(Direction) Extract each line from the entries below that has the string "madres" in it.
+++ Provided data
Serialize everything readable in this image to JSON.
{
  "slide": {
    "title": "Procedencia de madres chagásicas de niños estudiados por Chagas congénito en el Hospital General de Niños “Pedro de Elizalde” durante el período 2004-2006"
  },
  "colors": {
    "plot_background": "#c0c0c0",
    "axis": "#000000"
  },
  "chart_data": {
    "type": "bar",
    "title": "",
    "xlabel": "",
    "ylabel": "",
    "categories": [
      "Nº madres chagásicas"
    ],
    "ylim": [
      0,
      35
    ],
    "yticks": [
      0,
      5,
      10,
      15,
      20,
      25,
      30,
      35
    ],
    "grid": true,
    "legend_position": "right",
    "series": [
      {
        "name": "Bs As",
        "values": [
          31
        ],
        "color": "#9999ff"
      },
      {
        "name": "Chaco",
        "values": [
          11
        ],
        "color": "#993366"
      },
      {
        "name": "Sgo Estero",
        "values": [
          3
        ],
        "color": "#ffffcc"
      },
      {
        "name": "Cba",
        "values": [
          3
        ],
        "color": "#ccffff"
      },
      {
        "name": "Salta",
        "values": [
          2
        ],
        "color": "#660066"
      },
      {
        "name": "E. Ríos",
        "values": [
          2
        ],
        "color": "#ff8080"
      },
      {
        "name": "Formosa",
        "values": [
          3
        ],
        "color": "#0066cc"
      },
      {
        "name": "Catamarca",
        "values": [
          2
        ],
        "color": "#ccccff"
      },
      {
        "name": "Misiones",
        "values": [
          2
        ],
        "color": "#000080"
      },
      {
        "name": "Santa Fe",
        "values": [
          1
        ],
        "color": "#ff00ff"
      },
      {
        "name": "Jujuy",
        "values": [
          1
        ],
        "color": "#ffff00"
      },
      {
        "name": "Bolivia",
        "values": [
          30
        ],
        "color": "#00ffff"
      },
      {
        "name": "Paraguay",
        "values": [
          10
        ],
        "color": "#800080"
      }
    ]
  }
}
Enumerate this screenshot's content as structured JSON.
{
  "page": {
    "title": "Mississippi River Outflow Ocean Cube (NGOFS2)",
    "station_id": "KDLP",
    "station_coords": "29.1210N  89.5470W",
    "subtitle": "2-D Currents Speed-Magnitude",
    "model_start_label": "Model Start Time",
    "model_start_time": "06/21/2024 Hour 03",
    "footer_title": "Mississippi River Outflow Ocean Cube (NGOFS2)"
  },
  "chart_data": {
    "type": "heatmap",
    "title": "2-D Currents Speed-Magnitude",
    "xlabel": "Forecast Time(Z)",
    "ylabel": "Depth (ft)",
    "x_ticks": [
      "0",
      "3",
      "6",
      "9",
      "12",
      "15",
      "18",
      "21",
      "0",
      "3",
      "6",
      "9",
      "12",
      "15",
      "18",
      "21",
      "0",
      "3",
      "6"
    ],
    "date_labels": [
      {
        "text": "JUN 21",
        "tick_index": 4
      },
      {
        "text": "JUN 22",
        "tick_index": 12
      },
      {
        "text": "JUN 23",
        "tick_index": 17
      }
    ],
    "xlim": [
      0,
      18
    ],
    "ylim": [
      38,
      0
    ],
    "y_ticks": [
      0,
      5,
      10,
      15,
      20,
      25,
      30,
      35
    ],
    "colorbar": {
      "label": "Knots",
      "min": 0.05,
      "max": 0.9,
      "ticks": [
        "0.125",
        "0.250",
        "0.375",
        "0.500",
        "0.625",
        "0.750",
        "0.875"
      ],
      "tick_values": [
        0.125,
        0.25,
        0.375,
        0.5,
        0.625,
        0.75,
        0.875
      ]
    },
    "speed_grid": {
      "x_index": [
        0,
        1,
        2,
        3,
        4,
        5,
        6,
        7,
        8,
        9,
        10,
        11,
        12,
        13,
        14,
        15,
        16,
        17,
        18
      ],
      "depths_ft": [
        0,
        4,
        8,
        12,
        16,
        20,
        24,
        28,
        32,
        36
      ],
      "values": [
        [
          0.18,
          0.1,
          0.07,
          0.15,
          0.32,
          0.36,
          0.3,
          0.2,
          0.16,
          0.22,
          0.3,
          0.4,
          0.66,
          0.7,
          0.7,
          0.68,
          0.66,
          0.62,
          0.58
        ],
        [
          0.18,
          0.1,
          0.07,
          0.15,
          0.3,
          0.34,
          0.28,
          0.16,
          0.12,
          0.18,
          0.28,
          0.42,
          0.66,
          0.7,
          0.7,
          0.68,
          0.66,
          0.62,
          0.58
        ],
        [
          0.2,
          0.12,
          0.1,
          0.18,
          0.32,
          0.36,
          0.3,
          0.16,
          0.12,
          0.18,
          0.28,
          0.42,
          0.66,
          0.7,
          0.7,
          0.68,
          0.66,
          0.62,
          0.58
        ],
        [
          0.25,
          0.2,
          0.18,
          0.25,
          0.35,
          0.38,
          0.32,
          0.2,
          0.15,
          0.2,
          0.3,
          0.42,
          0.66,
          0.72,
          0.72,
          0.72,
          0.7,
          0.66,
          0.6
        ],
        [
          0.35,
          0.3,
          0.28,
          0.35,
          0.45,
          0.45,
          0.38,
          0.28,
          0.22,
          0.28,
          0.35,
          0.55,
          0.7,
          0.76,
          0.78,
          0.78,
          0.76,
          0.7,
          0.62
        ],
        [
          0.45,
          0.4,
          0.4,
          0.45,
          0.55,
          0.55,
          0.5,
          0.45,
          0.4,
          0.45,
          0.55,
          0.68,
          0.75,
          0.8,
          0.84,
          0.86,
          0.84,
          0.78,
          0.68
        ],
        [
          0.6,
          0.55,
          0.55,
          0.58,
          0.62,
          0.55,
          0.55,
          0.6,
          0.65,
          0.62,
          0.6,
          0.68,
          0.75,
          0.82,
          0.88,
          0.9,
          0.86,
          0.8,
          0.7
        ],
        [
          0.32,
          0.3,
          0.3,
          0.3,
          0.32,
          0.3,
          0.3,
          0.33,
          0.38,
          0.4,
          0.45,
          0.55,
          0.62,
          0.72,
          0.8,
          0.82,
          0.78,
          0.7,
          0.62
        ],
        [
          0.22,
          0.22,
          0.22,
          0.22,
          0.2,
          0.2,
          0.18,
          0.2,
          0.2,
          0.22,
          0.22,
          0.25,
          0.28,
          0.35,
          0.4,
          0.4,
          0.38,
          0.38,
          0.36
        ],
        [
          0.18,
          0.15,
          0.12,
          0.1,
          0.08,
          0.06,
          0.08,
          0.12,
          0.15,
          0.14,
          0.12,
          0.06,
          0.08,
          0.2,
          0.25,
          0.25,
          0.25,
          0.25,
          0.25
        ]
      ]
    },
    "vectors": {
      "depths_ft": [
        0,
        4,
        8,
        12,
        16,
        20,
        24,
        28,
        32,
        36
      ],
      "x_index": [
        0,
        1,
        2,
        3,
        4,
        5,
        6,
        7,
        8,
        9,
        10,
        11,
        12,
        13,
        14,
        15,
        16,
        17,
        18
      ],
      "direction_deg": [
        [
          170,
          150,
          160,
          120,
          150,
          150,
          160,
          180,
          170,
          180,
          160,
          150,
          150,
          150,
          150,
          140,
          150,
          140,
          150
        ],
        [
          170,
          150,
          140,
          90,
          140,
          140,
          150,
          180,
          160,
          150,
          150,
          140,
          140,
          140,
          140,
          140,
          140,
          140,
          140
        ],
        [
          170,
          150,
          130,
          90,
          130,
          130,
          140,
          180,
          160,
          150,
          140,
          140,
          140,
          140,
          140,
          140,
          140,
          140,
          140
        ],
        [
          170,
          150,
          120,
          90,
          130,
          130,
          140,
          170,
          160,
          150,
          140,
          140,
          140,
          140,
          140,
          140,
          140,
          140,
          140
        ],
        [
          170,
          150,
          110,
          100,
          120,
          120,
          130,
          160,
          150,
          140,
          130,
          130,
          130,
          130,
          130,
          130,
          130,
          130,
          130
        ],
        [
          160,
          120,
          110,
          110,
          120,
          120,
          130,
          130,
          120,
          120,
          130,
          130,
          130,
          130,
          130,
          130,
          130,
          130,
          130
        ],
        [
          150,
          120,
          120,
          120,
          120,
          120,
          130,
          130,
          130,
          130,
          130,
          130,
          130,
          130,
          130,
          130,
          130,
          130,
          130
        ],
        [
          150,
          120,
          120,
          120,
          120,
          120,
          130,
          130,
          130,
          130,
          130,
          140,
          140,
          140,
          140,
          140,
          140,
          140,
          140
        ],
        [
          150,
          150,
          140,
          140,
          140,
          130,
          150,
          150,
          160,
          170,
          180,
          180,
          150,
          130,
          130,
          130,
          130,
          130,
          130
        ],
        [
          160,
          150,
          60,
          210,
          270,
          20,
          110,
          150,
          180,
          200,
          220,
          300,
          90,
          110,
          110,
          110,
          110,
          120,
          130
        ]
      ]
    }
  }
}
++++++
+++ Provided data
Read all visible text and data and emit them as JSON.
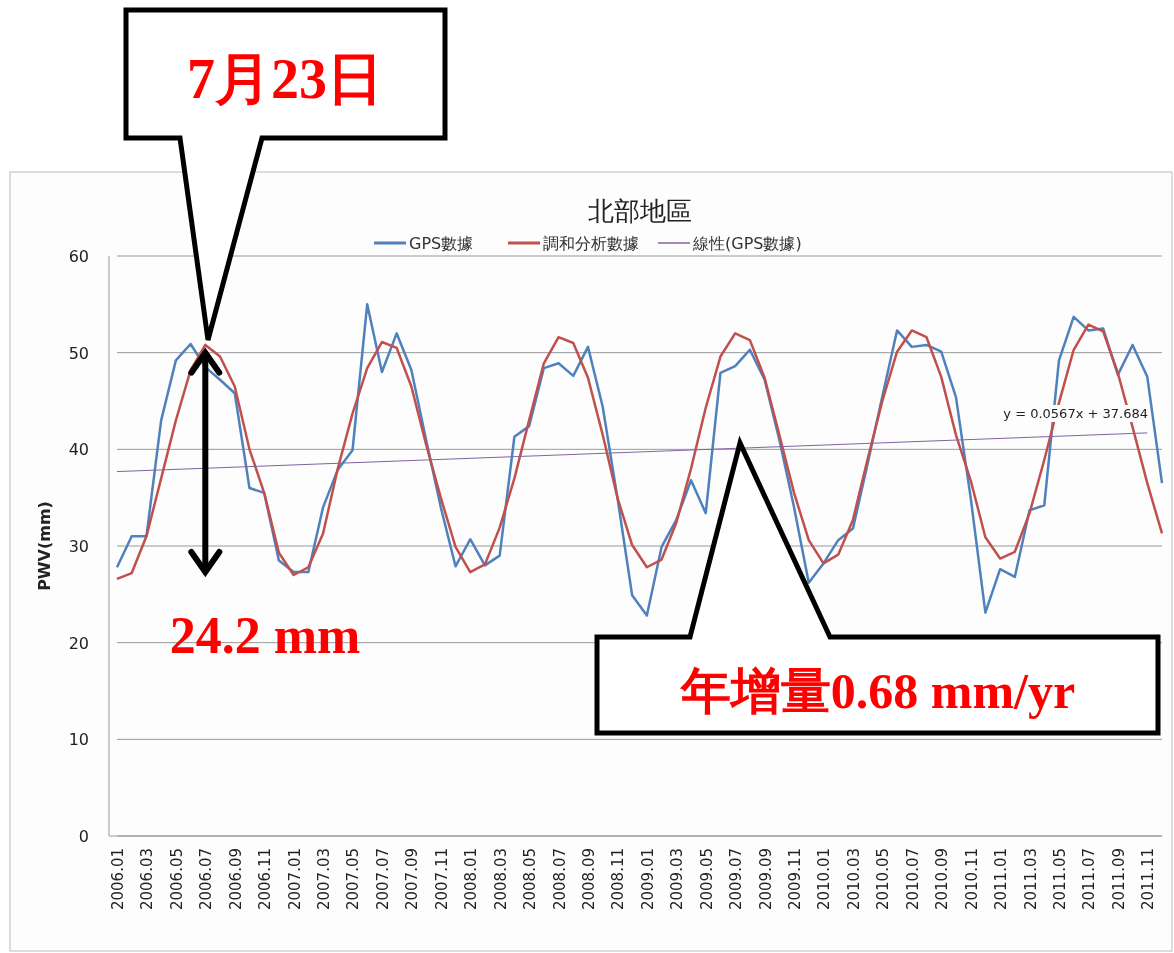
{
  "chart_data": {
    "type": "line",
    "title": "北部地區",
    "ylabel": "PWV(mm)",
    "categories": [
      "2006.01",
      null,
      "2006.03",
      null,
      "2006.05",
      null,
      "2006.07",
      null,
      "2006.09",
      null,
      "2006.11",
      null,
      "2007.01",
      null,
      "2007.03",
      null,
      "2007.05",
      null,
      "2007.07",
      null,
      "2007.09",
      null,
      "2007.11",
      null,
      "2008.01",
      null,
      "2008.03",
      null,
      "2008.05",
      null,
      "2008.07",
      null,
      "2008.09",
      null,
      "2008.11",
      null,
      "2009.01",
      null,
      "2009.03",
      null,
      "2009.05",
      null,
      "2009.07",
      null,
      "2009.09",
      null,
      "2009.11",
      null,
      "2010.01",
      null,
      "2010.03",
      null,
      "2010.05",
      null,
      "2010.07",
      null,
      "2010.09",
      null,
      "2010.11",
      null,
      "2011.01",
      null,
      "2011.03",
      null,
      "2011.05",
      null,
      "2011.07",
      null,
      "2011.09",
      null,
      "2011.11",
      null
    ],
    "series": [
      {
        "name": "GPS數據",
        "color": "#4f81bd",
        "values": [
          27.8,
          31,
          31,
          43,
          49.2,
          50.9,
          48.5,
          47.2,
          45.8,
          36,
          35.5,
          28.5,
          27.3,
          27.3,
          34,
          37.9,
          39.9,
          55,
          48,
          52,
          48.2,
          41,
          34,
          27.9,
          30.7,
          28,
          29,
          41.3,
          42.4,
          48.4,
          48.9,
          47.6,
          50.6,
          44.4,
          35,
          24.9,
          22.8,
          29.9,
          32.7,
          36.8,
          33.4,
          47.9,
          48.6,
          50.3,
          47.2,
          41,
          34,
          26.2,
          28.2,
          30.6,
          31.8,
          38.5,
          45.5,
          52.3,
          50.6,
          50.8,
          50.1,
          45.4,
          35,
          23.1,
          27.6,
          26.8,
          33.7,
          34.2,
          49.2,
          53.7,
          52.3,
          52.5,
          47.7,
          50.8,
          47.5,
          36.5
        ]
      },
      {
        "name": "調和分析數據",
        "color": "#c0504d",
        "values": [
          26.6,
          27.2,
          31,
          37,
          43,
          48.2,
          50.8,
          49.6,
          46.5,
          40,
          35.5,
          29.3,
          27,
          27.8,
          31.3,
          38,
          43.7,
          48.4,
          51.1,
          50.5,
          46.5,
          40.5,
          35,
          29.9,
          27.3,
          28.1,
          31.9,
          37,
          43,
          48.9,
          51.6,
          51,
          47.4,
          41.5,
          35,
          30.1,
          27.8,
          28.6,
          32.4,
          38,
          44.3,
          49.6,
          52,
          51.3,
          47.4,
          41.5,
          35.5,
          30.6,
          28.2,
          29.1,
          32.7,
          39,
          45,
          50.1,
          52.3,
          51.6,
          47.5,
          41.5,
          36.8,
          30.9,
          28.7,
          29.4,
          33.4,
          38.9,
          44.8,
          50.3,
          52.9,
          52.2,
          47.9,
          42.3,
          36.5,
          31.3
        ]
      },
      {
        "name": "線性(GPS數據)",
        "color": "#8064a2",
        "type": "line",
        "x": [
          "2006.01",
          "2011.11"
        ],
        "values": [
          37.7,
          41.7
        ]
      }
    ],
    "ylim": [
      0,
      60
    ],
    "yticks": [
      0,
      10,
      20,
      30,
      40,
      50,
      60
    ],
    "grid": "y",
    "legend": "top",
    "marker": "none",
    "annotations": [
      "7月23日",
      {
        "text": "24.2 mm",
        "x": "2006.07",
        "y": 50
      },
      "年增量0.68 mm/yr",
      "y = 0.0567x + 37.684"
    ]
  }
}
++++++
(Finished exercise)
    "title": "Procedencia de madres chagásicas de niños estudiados por Chagas congénito en el Hospital General de Niños “Pedro de Elizalde” durante el período 2004-2006"
      "Nº madres chagásicas"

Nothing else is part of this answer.